# The task:
Tally the lines in the following entries that include the word "came"; state only the total.

(Records from a collection)
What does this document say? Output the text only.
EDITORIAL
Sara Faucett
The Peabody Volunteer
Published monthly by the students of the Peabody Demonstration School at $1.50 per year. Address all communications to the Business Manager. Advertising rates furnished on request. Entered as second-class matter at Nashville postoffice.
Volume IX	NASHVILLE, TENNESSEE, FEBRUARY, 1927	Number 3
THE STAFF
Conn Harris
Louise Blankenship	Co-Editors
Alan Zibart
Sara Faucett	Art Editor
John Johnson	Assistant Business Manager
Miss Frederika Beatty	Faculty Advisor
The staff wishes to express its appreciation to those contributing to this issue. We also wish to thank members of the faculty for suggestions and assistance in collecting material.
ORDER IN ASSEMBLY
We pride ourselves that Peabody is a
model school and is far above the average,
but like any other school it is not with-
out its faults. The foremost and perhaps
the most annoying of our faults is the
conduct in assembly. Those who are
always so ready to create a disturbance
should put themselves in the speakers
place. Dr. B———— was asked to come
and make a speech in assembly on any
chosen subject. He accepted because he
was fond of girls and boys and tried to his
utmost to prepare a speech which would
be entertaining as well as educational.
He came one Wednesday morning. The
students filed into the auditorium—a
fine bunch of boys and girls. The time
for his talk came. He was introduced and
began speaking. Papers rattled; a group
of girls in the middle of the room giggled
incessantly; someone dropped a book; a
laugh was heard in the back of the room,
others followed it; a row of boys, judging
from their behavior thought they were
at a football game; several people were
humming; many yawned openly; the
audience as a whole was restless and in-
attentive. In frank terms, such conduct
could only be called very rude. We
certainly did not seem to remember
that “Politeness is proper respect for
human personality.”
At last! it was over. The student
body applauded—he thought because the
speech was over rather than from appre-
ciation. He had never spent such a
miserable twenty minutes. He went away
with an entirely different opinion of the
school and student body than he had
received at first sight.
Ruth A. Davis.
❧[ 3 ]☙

# Written solution:
2